*Problem requirements:*
Write out all of the lines below, exactly and completely.

*Records provided:*
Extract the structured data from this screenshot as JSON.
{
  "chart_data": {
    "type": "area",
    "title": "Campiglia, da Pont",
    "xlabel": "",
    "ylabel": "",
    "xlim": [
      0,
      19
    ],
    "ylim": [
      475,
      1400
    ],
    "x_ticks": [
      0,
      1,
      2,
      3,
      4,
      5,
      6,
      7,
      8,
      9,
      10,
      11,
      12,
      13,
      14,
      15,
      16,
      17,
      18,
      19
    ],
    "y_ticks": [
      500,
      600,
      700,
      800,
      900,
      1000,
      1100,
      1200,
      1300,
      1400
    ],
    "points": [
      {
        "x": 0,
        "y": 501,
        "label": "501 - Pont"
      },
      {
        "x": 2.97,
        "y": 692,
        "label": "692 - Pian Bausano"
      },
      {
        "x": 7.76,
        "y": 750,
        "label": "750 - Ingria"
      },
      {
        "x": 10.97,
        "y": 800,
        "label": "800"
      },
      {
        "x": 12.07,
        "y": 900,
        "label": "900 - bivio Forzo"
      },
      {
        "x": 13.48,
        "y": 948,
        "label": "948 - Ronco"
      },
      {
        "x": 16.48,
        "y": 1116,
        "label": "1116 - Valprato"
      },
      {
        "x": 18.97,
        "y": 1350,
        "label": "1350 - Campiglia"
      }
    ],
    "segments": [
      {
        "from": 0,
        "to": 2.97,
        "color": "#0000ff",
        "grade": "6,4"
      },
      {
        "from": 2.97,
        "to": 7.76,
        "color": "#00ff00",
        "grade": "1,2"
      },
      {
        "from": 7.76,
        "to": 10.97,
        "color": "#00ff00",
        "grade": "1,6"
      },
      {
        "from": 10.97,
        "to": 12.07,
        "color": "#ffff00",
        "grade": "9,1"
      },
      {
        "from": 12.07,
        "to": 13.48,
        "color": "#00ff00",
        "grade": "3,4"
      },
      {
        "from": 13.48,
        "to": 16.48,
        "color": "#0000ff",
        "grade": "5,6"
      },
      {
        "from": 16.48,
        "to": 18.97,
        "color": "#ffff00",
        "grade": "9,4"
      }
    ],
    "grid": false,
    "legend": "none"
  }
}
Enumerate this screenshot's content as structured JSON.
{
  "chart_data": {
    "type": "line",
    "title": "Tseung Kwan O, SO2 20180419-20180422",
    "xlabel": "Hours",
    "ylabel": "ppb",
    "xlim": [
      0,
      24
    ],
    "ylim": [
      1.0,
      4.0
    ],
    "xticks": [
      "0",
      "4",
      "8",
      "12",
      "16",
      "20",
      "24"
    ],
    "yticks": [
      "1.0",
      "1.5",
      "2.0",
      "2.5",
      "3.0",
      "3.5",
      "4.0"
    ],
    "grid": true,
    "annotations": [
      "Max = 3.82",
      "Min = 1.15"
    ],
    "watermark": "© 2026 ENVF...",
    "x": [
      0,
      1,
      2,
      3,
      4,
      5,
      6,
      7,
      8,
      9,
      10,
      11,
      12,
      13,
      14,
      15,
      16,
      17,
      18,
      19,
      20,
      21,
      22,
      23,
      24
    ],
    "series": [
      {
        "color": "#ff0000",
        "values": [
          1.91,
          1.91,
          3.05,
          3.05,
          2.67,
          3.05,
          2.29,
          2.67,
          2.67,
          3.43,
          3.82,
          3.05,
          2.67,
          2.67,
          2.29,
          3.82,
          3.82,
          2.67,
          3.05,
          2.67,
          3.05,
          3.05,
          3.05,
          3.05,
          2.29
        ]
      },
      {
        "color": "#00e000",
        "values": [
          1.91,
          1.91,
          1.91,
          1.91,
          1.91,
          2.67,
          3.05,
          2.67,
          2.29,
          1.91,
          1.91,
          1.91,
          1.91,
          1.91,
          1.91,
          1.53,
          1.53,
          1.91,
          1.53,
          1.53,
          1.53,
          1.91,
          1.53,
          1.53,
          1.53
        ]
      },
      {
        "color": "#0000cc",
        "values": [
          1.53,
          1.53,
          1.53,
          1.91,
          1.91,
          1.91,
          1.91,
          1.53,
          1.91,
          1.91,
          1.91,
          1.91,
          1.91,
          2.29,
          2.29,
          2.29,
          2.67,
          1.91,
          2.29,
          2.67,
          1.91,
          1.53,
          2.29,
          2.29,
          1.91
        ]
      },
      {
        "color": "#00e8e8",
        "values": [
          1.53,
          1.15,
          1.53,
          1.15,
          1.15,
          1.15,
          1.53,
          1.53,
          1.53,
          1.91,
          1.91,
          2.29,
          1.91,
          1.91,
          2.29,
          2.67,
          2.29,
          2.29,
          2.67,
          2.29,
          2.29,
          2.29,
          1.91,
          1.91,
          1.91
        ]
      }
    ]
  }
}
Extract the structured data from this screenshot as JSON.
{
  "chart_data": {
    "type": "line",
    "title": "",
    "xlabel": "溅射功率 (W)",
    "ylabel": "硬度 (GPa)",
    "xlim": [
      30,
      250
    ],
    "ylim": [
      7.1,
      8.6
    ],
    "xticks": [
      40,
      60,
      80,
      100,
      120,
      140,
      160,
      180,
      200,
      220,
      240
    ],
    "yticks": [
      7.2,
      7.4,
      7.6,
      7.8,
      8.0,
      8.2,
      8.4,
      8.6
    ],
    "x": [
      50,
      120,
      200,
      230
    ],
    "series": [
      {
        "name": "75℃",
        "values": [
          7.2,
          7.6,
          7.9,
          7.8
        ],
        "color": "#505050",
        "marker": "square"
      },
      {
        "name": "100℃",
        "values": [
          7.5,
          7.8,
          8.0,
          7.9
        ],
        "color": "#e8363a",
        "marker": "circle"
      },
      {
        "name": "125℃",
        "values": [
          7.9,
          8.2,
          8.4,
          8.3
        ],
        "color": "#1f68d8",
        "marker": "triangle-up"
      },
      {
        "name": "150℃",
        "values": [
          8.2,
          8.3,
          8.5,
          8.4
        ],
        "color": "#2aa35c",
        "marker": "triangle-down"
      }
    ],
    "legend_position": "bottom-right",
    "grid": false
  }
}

*Problem solution:*
Extract the structured data from this screenshot as JSON.
{
  "chart_data": {
    "type": "area",
    "title": "Campiglia, da Pont",
    "xlabel": "",
    "ylabel": "",
    "xlim": [
      0,
      19
    ],
    "ylim": [
      475,
      1400
    ],
    "x_ticks": [
      0,
      1,
      2,
      3,
      4,
      5,
      6,
      7,
      8,
      9,
      10,
      11,
      12,
      13,
      14,
      15,
      16,
      17,
      18,
      19
    ],
    "y_ticks": [
      500,
      600,
      700,
      800,
      900,
      1000,
      1100,
      1200,
      1300,
      1400
    ],
    "points": [
      {
        "x": 0,
        "y": 501,
        "label": "501 - Pont"
      },
      {
        "x": 2.97,
        "y": 692,
        "label": "692 - Pian Bausano"
      },
      {
        "x": 7.76,
        "y": 750,
        "label": "750 - Ingria"
      },
      {
        "x": 10.97,
        "y": 800,
        "label": "800"
      },
      {
        "x": 12.07,
        "y": 900,
        "label": "900 - bivio Forzo"
      },
      {
        "x": 13.48,
        "y": 948,
        "label": "948 - Ronco"
      },
      {
        "x": 16.48,
        "y": 1116,
        "label": "1116 - Valprato"
      },
      {
        "x": 18.97,
        "y": 1350,
        "label": "1350 - Campiglia"
      }
    ],
    "segments": [
      {
        "from": 0,
        "to": 2.97,
        "color": "#0000ff",
        "grade": "6,4"
      },
      {
        "from": 2.97,
        "to": 7.76,
        "color": "#00ff00",
        "grade": "1,2"
      },
      {
        "from": 7.76,
        "to": 10.97,
        "color": "#00ff00",
        "grade": "1,6"
      },
      {
        "from": 10.97,
        "to": 12.07,
        "color": "#ffff00",
        "grade": "9,1"
      },
      {
        "from": 12.07,
        "to": 13.48,
        "color": "#00ff00",
        "grade": "3,4"
      },
      {
        "from": 13.48,
        "to": 16.48,
        "color": "#0000ff",
        "grade": "5,6"
      },
      {
        "from": 16.48,
        "to": 18.97,
        "color": "#ffff00",
        "grade": "9,4"
      }
    ],
    "grid": false,
    "legend": "none"
  }
}
Enumerate this screenshot's content as structured JSON.
{
  "chart_data": {
    "type": "line",
    "title": "Tseung Kwan O, SO2 20180419-20180422",
    "xlabel": "Hours",
    "ylabel": "ppb",
    "xlim": [
      0,
      24
    ],
    "ylim": [
      1.0,
      4.0
    ],
    "xticks": [
      "0",
      "4",
      "8",
      "12",
      "16",
      "20",
      "24"
    ],
    "yticks": [
      "1.0",
      "1.5",
      "2.0",
      "2.5",
      "3.0",
      "3.5",
      "4.0"
    ],
    "grid": true,
    "annotations": [
      "Max = 3.82",
      "Min = 1.15"
    ],
    "watermark": "© 2026 ENVF...",
    "x": [
      0,
      1,
      2,
      3,
      4,
      5,
      6,
      7,
      8,
      9,
      10,
      11,
      12,
      13,
      14,
      15,
      16,
      17,
      18,
      19,
      20,
      21,
      22,
      23,
      24
    ],
    "series": [
      {
        "color": "#ff0000",
        "values": [
          1.91,
          1.91,
          3.05,
          3.05,
          2.67,
          3.05,
          2.29,
          2.67,
          2.67,
          3.43,
          3.82,
          3.05,
          2.67,
          2.67,
          2.29,
          3.82,
          3.82,
          2.67,
          3.05,
          2.67,
          3.05,
          3.05,
          3.05,
          3.05,
          2.29
        ]
      },
      {
        "color": "#00e000",
        "values": [
          1.91,
          1.91,
          1.91,
          1.91,
          1.91,
          2.67,
          3.05,
          2.67,
          2.29,
          1.91,
          1.91,
          1.91,
          1.91,
          1.91,
          1.91,
          1.53,
          1.53,
          1.91,
          1.53,
          1.53,
          1.53,
          1.91,
          1.53,
          1.53,
          1.53
        ]
      },
      {
        "color": "#0000cc",
        "values": [
          1.53,
          1.53,
          1.53,
          1.91,
          1.91,
          1.91,
          1.91,
          1.53,
          1.91,
          1.91,
          1.91,
          1.91,
          1.91,
          2.29,
          2.29,
          2.29,
          2.67,
          1.91,
          2.29,
          2.67,
          1.91,
          1.53,
          2.29,
          2.29,
          1.91
        ]
      },
      {
        "color": "#00e8e8",
        "values": [
          1.53,
          1.15,
          1.53,
          1.15,
          1.15,
          1.15,
          1.53,
          1.53,
          1.53,
          1.91,
          1.91,
          2.29,
          1.91,
          1.91,
          2.29,
          2.67,
          2.29,
          2.29,
          2.67,
          2.29,
          2.29,
          2.29,
          1.91,
          1.91,
          1.91
        ]
      }
    ]
  }
}
Extract the structured data from this screenshot as JSON.
{
  "chart_data": {
    "type": "line",
    "title": "",
    "xlabel": "溅射功率 (W)",
    "ylabel": "硬度 (GPa)",
    "xlim": [
      30,
      250
    ],
    "ylim": [
      7.1,
      8.6
    ],
    "xticks": [
      40,
      60,
      80,
      100,
      120,
      140,
      160,
      180,
      200,
      220,
      240
    ],
    "yticks": [
      7.2,
      7.4,
      7.6,
      7.8,
      8.0,
      8.2,
      8.4,
      8.6
    ],
    "x": [
      50,
      120,
      200,
      230
    ],
    "series": [
      {
        "name": "75℃",
        "values": [
          7.2,
          7.6,
          7.9,
          7.8
        ],
        "color": "#505050",
        "marker": "square"
      },
      {
        "name": "100℃",
        "values": [
          7.5,
          7.8,
          8.0,
          7.9
        ],
        "color": "#e8363a",
        "marker": "circle"
      },
      {
        "name": "125℃",
        "values": [
          7.9,
          8.2,
          8.4,
          8.3
        ],
        "color": "#1f68d8",
        "marker": "triangle-up"
      },
      {
        "name": "150℃",
        "values": [
          8.2,
          8.3,
          8.5,
          8.4
        ],
        "color": "#2aa35c",
        "marker": "triangle-down"
      }
    ],
    "legend_position": "bottom-right",
    "grid": false
  }
}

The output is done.